Здесь следует отметить два важных момента. Первый: Гершель не отрицал ценности тезиса непротиворечивости. В своей «Философии естествознания» он постоянно подчеркивал важность сведения многих областей к одному центральному элементу, особенно при объяснении чего-то неожиданного или изначально неприемлемого. Но он, судя по всему, не связывал этот тезис с доктриной verae causae, как это делал Уэвелл. И второй момент: хотя подход Уэвелла был явно рационалистическим (самое важное в таком подходе – что с помощью своих принципов вы можете объяснить явление, нежели просто изучать его), он, однако, не застолбил свою позицию, обнеся ее метафизическим забором. В волновой теории света Уэвелл был знаковой фигурой, тогда как Гершель лишь принимал эту теорию, хотя и был одним из самых страстных ее защитников (Гершель, 1827), но это мало что дает – ведь мы вряд ли можем почувствовать волны, даже опосредованно! Таким образом, на протяжении всех 1830-х годов Гершель, как мы видим, отчаянно пытался – посредством аналогий – связать световые волны с непосредственным опытом (Гершель, 1833b). Однако принципиально он был согласен с Уэвеллом в том, что если мы и доверяем этой теории, то только в силу неизменности ее природы, а не потому, что она несет в себе vera causa, как понимал ее Гершель (Гершель, 1841, с. 234). Поэтому в конце концов Гершель согласился с Уэвеллом в том, что любая теория может считаться первоклассной исключительно в силу ее непротиворечивости, хотя она может и не содержать эмпирической vera causa.

Подытоживая сказанное, можно сказать, что центральным лозунгом британской философии науки в 1830-е годы был такой: «Истинная наука та, которая создана по образцу физики, в частности астрономии» (см. Уилсон, 1974). Этот лозунг допускал и эмпирическое, и рационалистическое толкования, хотя даже среди их сторонников было немало сочувственных экивоков и в ту, и в другую сторону. Таким образом, новый член научного сообщества, хотя он и склонялся подчас то в одну, то в другую сторону, подвергся влиянию обеих. Поэтому давайте теперь снова обратимся к геологии и разъясним то, на что раньше мы только намекали: что философские убеждения человека влияли самым решительным образом на его предпочтения и достижения в области геологии.

==========

Задача 1: Продублируйте без изменений строки набора данных ниже, от первой строки до строки, содержащей «colorbar-box [508,504,548,518]», включая обе границы.

==========

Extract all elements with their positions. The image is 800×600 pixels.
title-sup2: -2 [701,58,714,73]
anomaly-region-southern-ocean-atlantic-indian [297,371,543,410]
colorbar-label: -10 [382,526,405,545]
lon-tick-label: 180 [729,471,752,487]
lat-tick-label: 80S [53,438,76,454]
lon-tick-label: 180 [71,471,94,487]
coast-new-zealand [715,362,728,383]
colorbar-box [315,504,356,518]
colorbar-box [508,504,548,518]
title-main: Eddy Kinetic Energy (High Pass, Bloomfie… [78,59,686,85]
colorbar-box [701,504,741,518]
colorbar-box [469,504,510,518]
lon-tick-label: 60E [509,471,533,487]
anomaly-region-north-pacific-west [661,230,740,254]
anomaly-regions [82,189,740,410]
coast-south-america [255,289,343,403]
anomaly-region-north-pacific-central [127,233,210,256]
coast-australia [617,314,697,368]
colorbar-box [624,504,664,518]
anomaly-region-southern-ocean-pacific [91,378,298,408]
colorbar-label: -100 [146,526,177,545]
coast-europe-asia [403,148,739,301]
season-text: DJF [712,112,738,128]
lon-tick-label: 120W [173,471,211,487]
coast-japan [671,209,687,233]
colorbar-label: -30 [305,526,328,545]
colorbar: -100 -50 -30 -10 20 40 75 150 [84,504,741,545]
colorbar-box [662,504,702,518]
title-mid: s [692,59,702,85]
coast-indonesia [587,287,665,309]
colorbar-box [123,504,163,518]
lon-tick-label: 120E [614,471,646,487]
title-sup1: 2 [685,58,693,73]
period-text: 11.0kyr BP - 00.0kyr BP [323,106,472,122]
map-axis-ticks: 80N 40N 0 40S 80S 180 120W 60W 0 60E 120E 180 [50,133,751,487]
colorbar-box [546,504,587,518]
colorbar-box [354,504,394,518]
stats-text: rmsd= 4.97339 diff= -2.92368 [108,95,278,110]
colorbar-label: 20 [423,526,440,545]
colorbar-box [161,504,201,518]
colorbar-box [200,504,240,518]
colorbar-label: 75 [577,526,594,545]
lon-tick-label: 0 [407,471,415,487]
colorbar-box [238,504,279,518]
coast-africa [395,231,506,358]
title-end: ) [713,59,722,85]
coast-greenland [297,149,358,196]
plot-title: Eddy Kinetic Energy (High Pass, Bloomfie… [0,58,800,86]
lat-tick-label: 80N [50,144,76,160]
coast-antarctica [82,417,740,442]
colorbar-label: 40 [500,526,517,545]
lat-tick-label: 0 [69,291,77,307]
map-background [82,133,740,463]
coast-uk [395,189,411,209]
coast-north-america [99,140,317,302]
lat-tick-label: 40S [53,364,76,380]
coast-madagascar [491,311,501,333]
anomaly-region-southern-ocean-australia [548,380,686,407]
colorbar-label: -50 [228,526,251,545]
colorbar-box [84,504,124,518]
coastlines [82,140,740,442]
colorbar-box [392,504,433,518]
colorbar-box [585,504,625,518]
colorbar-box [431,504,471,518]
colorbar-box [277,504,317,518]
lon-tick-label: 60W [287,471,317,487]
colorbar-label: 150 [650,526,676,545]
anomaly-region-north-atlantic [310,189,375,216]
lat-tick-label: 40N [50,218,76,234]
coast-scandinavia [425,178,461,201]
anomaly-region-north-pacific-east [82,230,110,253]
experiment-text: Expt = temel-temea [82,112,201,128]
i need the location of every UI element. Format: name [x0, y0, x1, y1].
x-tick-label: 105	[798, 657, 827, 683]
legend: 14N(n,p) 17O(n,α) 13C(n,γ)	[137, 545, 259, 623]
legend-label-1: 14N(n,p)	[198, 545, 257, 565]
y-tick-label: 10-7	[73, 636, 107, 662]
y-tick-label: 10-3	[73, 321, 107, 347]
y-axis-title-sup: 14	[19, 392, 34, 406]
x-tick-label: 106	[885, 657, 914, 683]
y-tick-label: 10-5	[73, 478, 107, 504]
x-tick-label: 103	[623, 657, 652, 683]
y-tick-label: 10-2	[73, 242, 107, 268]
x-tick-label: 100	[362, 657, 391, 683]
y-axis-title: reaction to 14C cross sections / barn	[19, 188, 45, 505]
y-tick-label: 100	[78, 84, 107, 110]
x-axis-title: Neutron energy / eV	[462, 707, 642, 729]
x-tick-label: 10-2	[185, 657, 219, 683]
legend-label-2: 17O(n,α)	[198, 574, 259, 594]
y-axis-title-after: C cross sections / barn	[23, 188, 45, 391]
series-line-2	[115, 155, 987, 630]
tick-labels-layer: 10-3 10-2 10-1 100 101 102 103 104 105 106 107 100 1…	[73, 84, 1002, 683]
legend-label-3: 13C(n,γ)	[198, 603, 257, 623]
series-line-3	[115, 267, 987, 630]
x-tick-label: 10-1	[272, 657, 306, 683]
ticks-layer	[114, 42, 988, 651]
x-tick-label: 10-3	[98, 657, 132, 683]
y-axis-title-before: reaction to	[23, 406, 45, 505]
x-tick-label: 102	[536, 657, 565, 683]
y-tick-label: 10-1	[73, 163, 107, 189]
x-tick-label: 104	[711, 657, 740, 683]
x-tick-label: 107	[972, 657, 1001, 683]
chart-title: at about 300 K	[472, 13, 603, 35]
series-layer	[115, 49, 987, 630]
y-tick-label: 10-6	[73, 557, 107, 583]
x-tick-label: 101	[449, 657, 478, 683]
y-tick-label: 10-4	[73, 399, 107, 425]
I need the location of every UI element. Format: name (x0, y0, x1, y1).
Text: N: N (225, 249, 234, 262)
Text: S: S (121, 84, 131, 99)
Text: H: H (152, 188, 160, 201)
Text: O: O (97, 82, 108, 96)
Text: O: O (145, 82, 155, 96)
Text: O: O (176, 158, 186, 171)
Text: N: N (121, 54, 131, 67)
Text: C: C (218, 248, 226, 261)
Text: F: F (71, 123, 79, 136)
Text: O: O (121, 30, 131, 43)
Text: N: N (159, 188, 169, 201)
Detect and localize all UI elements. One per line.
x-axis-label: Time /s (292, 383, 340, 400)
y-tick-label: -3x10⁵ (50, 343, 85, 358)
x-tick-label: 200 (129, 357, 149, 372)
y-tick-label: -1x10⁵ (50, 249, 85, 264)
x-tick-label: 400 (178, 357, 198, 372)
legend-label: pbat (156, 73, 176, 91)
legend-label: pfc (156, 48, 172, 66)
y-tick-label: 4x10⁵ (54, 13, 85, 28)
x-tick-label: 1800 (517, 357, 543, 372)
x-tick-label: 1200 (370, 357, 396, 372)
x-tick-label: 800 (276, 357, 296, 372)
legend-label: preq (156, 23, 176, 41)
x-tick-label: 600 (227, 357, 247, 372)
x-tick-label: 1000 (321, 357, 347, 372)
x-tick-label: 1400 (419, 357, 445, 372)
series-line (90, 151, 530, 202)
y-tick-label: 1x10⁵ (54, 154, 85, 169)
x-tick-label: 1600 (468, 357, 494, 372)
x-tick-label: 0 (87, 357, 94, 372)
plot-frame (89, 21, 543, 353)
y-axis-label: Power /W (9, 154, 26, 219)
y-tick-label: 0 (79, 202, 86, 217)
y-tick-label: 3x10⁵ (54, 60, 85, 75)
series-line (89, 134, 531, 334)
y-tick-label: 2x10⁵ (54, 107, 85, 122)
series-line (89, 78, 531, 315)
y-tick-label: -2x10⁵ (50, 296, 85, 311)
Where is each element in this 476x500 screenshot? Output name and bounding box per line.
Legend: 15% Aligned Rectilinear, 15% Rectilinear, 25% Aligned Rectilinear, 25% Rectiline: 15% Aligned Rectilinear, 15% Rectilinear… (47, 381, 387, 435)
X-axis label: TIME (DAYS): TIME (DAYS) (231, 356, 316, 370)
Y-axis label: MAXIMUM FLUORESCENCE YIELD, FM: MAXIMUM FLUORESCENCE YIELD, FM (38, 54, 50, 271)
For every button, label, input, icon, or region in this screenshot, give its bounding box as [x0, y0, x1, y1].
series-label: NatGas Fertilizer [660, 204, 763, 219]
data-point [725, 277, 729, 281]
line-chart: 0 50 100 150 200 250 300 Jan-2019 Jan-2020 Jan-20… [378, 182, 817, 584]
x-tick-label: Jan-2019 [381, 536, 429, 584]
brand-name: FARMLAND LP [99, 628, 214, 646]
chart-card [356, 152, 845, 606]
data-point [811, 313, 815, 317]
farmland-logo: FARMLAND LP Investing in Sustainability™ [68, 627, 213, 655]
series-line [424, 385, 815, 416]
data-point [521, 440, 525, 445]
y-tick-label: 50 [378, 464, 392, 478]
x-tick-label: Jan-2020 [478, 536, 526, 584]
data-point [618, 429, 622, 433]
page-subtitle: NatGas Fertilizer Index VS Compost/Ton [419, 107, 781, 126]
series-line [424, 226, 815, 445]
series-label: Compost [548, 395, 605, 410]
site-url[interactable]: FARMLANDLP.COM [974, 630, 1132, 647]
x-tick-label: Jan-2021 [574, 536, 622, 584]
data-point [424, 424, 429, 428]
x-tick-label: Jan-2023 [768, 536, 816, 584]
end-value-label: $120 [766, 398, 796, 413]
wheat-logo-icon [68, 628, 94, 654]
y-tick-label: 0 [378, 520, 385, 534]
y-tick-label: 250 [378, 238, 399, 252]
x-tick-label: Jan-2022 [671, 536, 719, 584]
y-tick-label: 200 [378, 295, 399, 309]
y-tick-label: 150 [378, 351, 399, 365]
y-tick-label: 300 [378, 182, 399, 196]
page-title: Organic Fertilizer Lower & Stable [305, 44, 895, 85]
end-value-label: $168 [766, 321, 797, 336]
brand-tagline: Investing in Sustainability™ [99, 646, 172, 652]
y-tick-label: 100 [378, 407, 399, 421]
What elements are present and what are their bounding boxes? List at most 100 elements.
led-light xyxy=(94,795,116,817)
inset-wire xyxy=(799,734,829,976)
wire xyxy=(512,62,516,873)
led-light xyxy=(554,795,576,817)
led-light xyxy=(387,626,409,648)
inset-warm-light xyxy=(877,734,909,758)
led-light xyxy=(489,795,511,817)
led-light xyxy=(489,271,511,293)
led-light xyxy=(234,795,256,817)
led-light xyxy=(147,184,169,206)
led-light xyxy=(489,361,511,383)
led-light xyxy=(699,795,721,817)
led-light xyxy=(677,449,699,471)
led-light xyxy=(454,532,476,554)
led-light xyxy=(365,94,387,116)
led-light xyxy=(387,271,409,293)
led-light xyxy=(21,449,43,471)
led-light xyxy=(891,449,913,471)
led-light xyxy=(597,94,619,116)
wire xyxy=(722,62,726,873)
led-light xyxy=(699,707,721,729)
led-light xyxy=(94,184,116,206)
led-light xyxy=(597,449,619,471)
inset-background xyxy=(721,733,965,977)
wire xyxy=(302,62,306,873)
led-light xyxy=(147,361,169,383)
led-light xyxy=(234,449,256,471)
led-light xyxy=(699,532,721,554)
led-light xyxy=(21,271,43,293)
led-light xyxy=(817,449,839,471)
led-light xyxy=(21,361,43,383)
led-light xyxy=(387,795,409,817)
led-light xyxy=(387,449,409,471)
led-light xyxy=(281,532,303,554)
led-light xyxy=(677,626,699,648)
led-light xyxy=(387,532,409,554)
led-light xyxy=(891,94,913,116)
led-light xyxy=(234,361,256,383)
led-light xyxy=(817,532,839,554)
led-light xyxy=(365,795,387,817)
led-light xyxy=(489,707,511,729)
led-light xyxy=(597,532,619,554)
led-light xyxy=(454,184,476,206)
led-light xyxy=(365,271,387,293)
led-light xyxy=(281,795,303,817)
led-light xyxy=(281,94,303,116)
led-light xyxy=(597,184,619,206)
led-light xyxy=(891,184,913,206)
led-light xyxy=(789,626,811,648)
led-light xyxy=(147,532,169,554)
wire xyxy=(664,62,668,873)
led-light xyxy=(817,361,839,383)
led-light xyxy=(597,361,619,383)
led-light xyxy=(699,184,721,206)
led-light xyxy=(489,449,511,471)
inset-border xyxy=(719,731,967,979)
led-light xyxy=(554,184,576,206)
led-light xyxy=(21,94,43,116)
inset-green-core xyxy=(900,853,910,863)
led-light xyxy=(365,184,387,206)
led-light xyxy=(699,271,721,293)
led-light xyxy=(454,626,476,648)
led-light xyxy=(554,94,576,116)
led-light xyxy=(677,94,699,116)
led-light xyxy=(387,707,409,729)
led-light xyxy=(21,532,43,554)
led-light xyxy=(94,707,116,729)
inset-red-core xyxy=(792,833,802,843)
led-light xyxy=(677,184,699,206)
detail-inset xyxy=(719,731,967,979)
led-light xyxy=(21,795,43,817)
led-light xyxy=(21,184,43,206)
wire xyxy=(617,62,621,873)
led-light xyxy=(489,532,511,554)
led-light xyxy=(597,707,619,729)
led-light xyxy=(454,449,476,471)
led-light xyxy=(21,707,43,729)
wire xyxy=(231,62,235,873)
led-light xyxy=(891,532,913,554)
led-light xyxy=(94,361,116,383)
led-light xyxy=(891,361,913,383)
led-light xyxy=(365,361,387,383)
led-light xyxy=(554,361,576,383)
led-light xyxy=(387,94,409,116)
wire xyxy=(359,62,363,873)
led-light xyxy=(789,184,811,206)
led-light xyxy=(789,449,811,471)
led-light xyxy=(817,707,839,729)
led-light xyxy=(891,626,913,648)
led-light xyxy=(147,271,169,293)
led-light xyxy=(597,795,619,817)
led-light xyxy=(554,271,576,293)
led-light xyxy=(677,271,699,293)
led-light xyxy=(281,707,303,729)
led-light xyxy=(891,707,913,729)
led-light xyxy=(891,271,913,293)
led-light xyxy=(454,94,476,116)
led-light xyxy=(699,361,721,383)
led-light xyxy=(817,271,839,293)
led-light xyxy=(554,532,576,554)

==========

Задача 2: Запишите дословно фрагмент исходного текста от «Подытоживая сказанное, можно» до «в области геологии.» включительно.

Ответ к упражнению 1:
Extract all elements with their positions. The image is 800×600 pixels.
title-sup2: -2 [701,58,714,73]
anomaly-region-southern-ocean-atlantic-indian [297,371,543,410]
colorbar-label: -10 [382,526,405,545]
lon-tick-label: 180 [729,471,752,487]
lat-tick-label: 80S [53,438,76,454]
lon-tick-label: 180 [71,471,94,487]
coast-new-zealand [715,362,728,383]
colorbar-box [315,504,356,518]
colorbar-box [508,504,548,518]

Ответ к упражнению 2:
Подытоживая сказанное, можно сказать, что центральным лозунгом британской философии науки в 1830-е годы был такой: «Истинная наука та, которая создана по образцу физики, в частности астрономии» (см. Уилсон, 1974). Этот лозунг допускал и эмпирическое, и рационалистическое толкования, хотя даже среди их сторонников было немало сочувственных экивоков и в ту, и в другую сторону. Таким образом, новый член научного сообщества, хотя он и склонялся подчас то в одну, то в другую сторону, подвергся влиянию обеих. Поэтому давайте теперь снова обратимся к геологии и разъясним то, на что раньше мы только намекали: что философские убеждения человека влияли самым решительным образом на его предпочтения и достижения в области геологии.